* WHAT YOU ARE ASKED TO DO *
Below you will find a set of lines. Repeat them all exactly.

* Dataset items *
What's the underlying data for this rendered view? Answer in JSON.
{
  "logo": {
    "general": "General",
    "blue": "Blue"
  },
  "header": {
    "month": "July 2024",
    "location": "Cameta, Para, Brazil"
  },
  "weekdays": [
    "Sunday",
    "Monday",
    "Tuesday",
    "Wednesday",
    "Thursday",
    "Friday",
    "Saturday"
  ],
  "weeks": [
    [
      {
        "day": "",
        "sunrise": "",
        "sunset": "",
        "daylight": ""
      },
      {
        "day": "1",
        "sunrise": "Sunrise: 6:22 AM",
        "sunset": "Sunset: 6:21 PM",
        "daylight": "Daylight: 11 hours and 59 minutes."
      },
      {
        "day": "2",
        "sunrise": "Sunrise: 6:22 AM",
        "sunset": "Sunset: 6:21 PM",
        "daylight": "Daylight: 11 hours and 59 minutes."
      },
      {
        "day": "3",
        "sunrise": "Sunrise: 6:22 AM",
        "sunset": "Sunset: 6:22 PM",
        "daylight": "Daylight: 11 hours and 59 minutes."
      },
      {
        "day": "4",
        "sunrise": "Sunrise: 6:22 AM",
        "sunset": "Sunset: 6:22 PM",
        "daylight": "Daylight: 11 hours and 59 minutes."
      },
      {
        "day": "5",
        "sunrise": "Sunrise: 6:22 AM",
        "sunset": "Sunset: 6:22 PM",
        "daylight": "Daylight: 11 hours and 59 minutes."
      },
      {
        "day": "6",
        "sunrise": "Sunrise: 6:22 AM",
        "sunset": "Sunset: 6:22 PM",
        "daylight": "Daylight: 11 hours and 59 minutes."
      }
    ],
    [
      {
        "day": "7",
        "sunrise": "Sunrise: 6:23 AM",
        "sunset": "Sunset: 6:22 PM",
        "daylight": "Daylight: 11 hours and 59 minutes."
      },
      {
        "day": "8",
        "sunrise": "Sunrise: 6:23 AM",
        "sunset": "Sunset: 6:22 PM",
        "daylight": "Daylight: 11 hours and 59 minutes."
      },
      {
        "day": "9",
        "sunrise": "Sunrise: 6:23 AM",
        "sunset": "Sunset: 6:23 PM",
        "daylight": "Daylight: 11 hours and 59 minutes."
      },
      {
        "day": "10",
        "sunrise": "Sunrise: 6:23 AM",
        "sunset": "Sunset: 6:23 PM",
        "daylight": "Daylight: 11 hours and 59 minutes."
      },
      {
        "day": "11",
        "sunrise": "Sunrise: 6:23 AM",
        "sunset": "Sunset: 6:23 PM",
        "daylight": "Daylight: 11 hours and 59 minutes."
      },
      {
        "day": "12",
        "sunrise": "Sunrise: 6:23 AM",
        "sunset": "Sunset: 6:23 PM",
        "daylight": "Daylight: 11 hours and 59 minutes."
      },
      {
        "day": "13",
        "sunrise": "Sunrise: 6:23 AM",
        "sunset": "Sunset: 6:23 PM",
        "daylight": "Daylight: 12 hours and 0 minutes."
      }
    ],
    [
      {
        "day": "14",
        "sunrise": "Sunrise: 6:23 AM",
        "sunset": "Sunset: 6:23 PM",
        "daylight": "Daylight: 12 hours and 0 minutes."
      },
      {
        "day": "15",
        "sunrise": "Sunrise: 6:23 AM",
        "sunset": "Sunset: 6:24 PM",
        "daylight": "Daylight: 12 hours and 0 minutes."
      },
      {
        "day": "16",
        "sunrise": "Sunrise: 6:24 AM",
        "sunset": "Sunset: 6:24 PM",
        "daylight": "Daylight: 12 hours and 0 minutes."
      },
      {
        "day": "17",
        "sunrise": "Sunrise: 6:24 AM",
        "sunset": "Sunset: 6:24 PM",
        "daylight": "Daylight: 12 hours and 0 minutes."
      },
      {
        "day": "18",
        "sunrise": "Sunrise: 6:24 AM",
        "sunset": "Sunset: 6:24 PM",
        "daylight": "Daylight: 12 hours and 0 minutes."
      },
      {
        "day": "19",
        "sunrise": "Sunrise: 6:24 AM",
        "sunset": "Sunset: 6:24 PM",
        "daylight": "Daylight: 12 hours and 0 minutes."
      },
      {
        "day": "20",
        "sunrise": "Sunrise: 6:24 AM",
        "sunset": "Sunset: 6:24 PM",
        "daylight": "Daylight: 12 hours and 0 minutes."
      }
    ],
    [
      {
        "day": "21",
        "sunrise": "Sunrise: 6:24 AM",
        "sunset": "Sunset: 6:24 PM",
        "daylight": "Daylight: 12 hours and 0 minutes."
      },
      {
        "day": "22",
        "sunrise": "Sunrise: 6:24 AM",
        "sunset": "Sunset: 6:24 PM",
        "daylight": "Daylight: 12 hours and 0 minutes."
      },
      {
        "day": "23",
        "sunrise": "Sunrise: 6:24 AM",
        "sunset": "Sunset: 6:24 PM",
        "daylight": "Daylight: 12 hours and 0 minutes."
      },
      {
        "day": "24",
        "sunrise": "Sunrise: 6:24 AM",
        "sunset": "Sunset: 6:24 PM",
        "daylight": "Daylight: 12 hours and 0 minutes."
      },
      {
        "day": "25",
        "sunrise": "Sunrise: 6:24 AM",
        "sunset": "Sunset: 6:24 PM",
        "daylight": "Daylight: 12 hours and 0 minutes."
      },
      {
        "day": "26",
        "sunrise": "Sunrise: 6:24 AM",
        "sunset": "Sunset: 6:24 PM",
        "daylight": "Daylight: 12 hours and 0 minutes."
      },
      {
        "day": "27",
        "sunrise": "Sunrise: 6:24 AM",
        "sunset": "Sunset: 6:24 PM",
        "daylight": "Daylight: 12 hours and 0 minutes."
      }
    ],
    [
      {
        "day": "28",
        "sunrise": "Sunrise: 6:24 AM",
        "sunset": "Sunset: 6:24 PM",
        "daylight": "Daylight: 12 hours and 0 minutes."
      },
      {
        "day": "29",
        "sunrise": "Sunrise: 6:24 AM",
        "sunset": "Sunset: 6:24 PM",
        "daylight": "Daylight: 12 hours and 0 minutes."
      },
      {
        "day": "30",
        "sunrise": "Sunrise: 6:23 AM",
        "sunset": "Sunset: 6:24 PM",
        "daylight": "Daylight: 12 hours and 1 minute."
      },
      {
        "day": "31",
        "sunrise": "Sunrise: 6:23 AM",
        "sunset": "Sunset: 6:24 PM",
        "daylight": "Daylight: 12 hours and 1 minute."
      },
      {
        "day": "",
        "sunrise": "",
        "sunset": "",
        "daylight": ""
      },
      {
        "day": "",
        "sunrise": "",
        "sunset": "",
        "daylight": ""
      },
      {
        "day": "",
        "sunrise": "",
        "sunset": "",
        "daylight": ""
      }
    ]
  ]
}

* ANSWER TO THE EXERCISE *
What's the underlying data for this rendered view? Answer in JSON.
{
  "logo": {
    "general": "General",
    "blue": "Blue"
  },
  "header": {
    "month": "July 2024",
    "location": "Cameta, Para, Brazil"
  },
  "weekdays": [
    "Sunday",
    "Monday",
    "Tuesday",
    "Wednesday",
    "Thursday",
    "Friday",
    "Saturday"
  ],
  "weeks": [
    [
      {
        "day": "",
        "sunrise": "",
        "sunset": "",
        "daylight": ""
      },
      {
        "day": "1",
        "sunrise": "Sunrise: 6:22 AM",
        "sunset": "Sunset: 6:21 PM",
        "daylight": "Daylight: 11 hours and 59 minutes."
      },
      {
        "day": "2",
        "sunrise": "Sunrise: 6:22 AM",
        "sunset": "Sunset: 6:21 PM",
        "daylight": "Daylight: 11 hours and 59 minutes."
      },
      {
        "day": "3",
        "sunrise": "Sunrise: 6:22 AM",
        "sunset": "Sunset: 6:22 PM",
        "daylight": "Daylight: 11 hours and 59 minutes."
      },
      {
        "day": "4",
        "sunrise": "Sunrise: 6:22 AM",
        "sunset": "Sunset: 6:22 PM",
        "daylight": "Daylight: 11 hours and 59 minutes."
      },
      {
        "day": "5",
        "sunrise": "Sunrise: 6:22 AM",
        "sunset": "Sunset: 6:22 PM",
        "daylight": "Daylight: 11 hours and 59 minutes."
      },
      {
        "day": "6",
        "sunrise": "Sunrise: 6:22 AM",
        "sunset": "Sunset: 6:22 PM",
        "daylight": "Daylight: 11 hours and 59 minutes."
      }
    ],
    [
      {
        "day": "7",
        "sunrise": "Sunrise: 6:23 AM",
        "sunset": "Sunset: 6:22 PM",
        "daylight": "Daylight: 11 hours and 59 minutes."
      },
      {
        "day": "8",
        "sunrise": "Sunrise: 6:23 AM",
        "sunset": "Sunset: 6:22 PM",
        "daylight": "Daylight: 11 hours and 59 minutes."
      },
      {
        "day": "9",
        "sunrise": "Sunrise: 6:23 AM",
        "sunset": "Sunset: 6:23 PM",
        "daylight": "Daylight: 11 hours and 59 minutes."
      },
      {
        "day": "10",
        "sunrise": "Sunrise: 6:23 AM",
        "sunset": "Sunset: 6:23 PM",
        "daylight": "Daylight: 11 hours and 59 minutes."
      },
      {
        "day": "11",
        "sunrise": "Sunrise: 6:23 AM",
        "sunset": "Sunset: 6:23 PM",
        "daylight": "Daylight: 11 hours and 59 minutes."
      },
      {
        "day": "12",
        "sunrise": "Sunrise: 6:23 AM",
        "sunset": "Sunset: 6:23 PM",
        "daylight": "Daylight: 11 hours and 59 minutes."
      },
      {
        "day": "13",
        "sunrise": "Sunrise: 6:23 AM",
        "sunset": "Sunset: 6:23 PM",
        "daylight": "Daylight: 12 hours and 0 minutes."
      }
    ],
    [
      {
        "day": "14",
        "sunrise": "Sunrise: 6:23 AM",
        "sunset": "Sunset: 6:23 PM",
        "daylight": "Daylight: 12 hours and 0 minutes."
      },
      {
        "day": "15",
        "sunrise": "Sunrise: 6:23 AM",
        "sunset": "Sunset: 6:24 PM",
        "daylight": "Daylight: 12 hours and 0 minutes."
      },
      {
        "day": "16",
        "sunrise": "Sunrise: 6:24 AM",
        "sunset": "Sunset: 6:24 PM",
        "daylight": "Daylight: 12 hours and 0 minutes."
      },
      {
        "day": "17",
        "sunrise": "Sunrise: 6:24 AM",
        "sunset": "Sunset: 6:24 PM",
        "daylight": "Daylight: 12 hours and 0 minutes."
      },
      {
        "day": "18",
        "sunrise": "Sunrise: 6:24 AM",
        "sunset": "Sunset: 6:24 PM",
        "daylight": "Daylight: 12 hours and 0 minutes."
      },
      {
        "day": "19",
        "sunrise": "Sunrise: 6:24 AM",
        "sunset": "Sunset: 6:24 PM",
        "daylight": "Daylight: 12 hours and 0 minutes."
      },
      {
        "day": "20",
        "sunrise": "Sunrise: 6:24 AM",
        "sunset": "Sunset: 6:24 PM",
        "daylight": "Daylight: 12 hours and 0 minutes."
      }
    ],
    [
      {
        "day": "21",
        "sunrise": "Sunrise: 6:24 AM",
        "sunset": "Sunset: 6:24 PM",
        "daylight": "Daylight: 12 hours and 0 minutes."
      },
      {
        "day": "22",
        "sunrise": "Sunrise: 6:24 AM",
        "sunset": "Sunset: 6:24 PM",
        "daylight": "Daylight: 12 hours and 0 minutes."
      },
      {
        "day": "23",
        "sunrise": "Sunrise: 6:24 AM",
        "sunset": "Sunset: 6:24 PM",
        "daylight": "Daylight: 12 hours and 0 minutes."
      },
      {
        "day": "24",
        "sunrise": "Sunrise: 6:24 AM",
        "sunset": "Sunset: 6:24 PM",
        "daylight": "Daylight: 12 hours and 0 minutes."
      },
      {
        "day": "25",
        "sunrise": "Sunrise: 6:24 AM",
        "sunset": "Sunset: 6:24 PM",
        "daylight": "Daylight: 12 hours and 0 minutes."
      },
      {
        "day": "26",
        "sunrise": "Sunrise: 6:24 AM",
        "sunset": "Sunset: 6:24 PM",
        "daylight": "Daylight: 12 hours and 0 minutes."
      },
      {
        "day": "27",
        "sunrise": "Sunrise: 6:24 AM",
        "sunset": "Sunset: 6:24 PM",
        "daylight": "Daylight: 12 hours and 0 minutes."
      }
    ],
    [
      {
        "day": "28",
        "sunrise": "Sunrise: 6:24 AM",
        "sunset": "Sunset: 6:24 PM",
        "daylight": "Daylight: 12 hours and 0 minutes."
      },
      {
        "day": "29",
        "sunrise": "Sunrise: 6:24 AM",
        "sunset": "Sunset: 6:24 PM",
        "daylight": "Daylight: 12 hours and 0 minutes."
      },
      {
        "day": "30",
        "sunrise": "Sunrise: 6:23 AM",
        "sunset": "Sunset: 6:24 PM",
        "daylight": "Daylight: 12 hours and 1 minute."
      },
      {
        "day": "31",
        "sunrise": "Sunrise: 6:23 AM",
        "sunset": "Sunset: 6:24 PM",
        "daylight": "Daylight: 12 hours and 1 minute."
      },
      {
        "day": "",
        "sunrise": "",
        "sunset": "",
        "daylight": ""
      },
      {
        "day": "",
        "sunrise": "",
        "sunset": "",
        "daylight": ""
      },
      {
        "day": "",
        "sunrise": "",
        "sunset": "",
        "daylight": ""
      }
    ]
  ]
}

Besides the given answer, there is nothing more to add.